• Work to be completed: Answer with one number: how many lines have "Maximum".

• Provided records:
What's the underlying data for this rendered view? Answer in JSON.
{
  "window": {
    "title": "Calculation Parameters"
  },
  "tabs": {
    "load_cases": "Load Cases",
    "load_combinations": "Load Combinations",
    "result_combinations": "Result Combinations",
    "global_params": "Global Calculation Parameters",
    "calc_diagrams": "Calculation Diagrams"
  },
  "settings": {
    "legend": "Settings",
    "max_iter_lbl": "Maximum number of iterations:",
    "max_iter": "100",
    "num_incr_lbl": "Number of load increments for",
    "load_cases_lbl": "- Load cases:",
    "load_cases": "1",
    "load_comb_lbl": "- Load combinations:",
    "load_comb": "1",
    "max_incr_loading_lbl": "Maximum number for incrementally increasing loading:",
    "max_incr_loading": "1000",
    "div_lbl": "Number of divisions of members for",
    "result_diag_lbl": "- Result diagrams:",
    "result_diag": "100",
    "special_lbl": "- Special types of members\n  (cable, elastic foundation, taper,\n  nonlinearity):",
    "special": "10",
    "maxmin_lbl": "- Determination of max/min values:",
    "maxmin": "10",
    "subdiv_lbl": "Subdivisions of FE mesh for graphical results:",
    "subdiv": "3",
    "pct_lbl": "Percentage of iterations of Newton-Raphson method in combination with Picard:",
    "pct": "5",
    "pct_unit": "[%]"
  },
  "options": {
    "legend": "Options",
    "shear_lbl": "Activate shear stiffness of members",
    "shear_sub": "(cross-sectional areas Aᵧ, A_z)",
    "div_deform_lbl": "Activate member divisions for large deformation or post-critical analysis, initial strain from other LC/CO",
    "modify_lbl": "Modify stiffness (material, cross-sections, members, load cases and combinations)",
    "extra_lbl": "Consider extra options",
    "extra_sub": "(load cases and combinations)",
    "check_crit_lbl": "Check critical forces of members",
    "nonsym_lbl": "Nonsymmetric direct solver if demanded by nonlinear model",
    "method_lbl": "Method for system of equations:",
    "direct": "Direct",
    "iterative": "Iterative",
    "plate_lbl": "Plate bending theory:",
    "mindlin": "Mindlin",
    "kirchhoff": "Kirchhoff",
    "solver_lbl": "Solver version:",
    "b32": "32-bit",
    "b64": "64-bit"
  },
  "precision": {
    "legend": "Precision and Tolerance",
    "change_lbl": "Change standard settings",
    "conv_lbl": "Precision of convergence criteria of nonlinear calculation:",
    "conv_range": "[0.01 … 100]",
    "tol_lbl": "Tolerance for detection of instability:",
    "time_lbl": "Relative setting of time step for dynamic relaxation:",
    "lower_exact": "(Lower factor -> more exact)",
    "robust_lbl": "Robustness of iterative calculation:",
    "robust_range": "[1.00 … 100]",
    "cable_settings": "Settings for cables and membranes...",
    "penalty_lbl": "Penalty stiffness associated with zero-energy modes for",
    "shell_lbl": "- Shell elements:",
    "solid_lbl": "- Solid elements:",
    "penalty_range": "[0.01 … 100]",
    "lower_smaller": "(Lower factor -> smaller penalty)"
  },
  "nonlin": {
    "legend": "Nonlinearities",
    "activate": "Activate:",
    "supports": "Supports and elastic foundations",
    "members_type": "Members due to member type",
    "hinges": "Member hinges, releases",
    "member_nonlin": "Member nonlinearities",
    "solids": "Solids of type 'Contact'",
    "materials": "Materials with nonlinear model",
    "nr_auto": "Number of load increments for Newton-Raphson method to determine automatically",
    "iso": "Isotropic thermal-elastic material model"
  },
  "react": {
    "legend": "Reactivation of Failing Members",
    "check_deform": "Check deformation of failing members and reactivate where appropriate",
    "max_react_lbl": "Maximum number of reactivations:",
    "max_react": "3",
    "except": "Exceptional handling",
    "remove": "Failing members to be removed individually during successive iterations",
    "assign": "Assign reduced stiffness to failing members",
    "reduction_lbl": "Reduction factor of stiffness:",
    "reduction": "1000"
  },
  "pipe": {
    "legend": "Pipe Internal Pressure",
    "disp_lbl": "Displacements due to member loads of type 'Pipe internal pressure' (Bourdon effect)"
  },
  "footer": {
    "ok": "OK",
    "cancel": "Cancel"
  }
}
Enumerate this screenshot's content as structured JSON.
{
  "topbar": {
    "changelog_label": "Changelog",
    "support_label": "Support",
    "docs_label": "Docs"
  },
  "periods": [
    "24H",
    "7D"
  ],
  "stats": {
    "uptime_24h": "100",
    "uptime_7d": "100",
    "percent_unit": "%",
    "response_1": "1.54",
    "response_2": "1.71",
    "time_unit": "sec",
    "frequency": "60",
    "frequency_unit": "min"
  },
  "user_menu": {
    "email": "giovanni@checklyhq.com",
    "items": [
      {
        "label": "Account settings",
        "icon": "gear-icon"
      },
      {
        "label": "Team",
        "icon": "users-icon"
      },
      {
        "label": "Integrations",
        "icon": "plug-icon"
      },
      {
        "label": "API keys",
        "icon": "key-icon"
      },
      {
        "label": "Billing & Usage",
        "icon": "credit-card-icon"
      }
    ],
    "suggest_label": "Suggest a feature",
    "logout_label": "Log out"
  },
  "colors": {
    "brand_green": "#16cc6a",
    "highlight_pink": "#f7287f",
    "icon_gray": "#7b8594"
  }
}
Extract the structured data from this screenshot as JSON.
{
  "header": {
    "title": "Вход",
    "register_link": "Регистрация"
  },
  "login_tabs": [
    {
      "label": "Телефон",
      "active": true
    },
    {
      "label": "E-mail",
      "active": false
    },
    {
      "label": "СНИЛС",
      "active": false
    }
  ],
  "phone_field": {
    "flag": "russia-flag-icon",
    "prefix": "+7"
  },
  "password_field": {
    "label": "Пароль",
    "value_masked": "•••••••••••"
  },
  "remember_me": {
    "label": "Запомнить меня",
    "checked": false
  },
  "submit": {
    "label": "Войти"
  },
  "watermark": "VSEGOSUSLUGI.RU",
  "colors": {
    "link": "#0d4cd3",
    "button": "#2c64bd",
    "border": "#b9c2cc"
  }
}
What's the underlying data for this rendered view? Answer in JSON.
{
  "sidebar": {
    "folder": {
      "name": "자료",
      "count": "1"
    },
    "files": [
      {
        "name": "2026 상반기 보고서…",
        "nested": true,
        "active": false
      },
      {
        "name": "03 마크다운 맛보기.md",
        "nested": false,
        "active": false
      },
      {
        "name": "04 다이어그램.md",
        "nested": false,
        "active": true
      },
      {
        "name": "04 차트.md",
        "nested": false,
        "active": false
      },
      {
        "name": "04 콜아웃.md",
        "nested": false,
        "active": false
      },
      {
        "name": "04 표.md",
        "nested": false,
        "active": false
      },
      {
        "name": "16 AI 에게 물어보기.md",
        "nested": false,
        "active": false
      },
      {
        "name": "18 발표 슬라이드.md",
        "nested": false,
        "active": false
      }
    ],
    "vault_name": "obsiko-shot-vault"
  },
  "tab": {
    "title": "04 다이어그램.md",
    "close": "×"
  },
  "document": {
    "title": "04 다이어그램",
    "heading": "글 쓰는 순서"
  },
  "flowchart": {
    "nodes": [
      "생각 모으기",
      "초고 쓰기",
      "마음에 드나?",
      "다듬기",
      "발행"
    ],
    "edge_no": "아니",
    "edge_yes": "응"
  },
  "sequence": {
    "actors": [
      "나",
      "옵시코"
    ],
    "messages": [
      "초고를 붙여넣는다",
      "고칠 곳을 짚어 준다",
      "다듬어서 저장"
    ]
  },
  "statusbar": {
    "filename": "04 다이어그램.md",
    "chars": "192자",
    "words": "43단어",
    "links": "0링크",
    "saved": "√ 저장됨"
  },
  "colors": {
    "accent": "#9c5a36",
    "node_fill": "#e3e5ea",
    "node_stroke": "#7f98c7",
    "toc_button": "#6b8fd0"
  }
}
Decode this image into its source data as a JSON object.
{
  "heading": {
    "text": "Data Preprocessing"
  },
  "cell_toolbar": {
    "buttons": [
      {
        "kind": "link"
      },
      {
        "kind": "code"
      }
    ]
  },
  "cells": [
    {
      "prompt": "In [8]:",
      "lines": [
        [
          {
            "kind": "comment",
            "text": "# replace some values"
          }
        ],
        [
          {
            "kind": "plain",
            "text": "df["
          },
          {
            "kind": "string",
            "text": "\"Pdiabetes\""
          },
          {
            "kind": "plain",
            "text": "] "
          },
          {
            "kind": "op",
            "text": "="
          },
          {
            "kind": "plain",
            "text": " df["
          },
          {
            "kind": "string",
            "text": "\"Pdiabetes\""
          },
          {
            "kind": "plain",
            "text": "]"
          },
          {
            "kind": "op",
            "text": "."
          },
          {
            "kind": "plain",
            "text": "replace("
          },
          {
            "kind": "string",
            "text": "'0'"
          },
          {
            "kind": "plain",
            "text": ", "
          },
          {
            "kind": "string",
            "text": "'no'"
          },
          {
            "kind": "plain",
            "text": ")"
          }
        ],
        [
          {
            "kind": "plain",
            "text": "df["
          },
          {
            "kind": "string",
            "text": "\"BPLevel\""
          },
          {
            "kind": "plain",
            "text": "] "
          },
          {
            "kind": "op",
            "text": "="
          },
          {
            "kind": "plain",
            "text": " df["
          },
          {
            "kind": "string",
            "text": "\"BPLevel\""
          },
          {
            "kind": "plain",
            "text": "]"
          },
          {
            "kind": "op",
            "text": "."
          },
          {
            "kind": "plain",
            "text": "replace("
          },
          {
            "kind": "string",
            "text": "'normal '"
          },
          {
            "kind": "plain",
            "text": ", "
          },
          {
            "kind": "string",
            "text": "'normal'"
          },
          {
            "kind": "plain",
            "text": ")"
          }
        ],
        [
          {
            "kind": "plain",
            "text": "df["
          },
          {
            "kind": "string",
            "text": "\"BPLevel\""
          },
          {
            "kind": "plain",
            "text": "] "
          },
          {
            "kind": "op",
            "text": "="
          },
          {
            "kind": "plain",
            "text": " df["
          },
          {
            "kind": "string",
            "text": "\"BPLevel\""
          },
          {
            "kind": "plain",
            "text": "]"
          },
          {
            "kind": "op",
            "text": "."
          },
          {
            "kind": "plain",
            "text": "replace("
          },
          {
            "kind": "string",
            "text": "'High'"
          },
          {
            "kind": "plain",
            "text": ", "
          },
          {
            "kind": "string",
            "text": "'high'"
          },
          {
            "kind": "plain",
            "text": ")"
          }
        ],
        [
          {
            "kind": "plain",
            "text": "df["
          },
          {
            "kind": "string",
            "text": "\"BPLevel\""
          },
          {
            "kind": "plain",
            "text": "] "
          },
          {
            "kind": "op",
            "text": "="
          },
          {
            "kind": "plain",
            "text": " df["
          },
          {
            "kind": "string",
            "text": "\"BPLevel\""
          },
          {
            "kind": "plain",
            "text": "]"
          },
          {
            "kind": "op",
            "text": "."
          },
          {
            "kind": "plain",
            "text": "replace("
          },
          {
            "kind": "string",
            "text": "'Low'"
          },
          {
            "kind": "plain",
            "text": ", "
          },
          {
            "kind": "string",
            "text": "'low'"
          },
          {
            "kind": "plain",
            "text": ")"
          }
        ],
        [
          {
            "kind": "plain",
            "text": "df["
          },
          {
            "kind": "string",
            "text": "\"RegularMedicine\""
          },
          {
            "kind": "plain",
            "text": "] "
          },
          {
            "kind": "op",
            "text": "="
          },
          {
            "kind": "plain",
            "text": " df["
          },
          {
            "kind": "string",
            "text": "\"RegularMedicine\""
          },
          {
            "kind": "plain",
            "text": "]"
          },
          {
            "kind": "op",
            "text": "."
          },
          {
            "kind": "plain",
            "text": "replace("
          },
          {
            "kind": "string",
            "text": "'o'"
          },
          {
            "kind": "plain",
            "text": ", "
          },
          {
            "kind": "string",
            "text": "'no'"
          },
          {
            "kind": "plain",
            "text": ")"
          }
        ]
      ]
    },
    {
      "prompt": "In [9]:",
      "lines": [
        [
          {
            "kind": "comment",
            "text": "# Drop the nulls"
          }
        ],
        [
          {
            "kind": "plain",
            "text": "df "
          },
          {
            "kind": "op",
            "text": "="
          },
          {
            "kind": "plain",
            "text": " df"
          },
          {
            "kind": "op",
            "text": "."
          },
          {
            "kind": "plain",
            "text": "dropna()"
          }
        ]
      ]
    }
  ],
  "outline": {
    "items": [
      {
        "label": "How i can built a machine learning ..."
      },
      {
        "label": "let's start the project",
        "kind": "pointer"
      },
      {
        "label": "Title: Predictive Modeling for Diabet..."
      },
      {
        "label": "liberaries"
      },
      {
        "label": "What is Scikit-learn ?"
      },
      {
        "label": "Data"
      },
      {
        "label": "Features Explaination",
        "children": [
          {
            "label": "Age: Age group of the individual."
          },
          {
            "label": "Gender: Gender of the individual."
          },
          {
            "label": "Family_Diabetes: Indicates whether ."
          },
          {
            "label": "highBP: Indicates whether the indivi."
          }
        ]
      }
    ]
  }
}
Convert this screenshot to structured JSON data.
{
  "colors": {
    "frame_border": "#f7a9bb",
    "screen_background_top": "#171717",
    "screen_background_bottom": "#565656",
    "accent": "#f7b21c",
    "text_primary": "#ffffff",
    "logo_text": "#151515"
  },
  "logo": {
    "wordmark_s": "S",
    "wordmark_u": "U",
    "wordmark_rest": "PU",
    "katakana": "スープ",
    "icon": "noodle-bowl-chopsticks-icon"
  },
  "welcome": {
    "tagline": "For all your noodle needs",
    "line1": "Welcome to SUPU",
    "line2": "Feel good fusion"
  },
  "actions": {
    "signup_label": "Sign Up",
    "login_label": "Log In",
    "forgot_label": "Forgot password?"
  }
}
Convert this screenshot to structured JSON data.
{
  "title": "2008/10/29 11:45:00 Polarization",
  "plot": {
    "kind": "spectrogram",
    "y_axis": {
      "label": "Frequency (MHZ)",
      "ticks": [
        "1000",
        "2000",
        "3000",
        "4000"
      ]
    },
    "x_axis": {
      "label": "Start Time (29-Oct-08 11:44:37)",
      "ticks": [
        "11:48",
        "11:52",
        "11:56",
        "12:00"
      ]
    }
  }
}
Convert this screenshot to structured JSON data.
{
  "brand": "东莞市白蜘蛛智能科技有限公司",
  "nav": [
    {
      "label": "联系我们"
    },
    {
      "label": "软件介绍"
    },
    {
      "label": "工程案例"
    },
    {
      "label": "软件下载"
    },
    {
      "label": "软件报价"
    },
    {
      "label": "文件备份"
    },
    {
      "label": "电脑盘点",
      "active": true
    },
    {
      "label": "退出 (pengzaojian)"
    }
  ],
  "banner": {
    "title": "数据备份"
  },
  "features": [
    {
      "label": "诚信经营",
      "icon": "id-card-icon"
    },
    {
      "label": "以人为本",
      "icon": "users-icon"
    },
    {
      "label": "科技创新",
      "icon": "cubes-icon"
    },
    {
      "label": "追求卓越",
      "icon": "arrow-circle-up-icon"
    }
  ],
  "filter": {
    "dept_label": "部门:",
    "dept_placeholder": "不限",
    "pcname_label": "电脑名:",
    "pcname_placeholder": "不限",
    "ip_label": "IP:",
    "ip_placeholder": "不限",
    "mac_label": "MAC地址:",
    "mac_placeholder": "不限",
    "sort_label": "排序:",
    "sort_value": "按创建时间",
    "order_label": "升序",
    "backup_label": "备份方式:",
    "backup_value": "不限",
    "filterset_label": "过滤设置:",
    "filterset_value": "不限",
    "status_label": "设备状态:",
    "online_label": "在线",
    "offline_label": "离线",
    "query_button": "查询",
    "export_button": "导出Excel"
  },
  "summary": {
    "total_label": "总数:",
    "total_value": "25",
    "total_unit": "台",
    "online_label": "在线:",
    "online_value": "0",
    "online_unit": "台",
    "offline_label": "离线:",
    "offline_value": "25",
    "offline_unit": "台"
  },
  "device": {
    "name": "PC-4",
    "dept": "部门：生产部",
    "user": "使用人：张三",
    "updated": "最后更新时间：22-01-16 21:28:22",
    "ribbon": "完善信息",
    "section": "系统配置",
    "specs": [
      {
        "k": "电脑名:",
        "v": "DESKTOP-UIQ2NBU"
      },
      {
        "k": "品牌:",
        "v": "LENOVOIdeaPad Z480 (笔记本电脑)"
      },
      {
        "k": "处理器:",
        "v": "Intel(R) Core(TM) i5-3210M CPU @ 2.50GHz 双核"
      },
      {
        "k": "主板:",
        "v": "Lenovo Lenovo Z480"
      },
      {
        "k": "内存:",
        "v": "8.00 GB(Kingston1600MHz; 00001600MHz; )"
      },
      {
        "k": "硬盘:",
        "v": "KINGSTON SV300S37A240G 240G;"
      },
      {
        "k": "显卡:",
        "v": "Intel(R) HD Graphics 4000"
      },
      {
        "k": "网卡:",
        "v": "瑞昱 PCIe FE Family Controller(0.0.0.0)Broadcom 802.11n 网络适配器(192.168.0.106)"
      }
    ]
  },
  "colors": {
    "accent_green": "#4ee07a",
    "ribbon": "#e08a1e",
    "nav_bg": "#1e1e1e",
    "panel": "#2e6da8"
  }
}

• Finished exercise: 3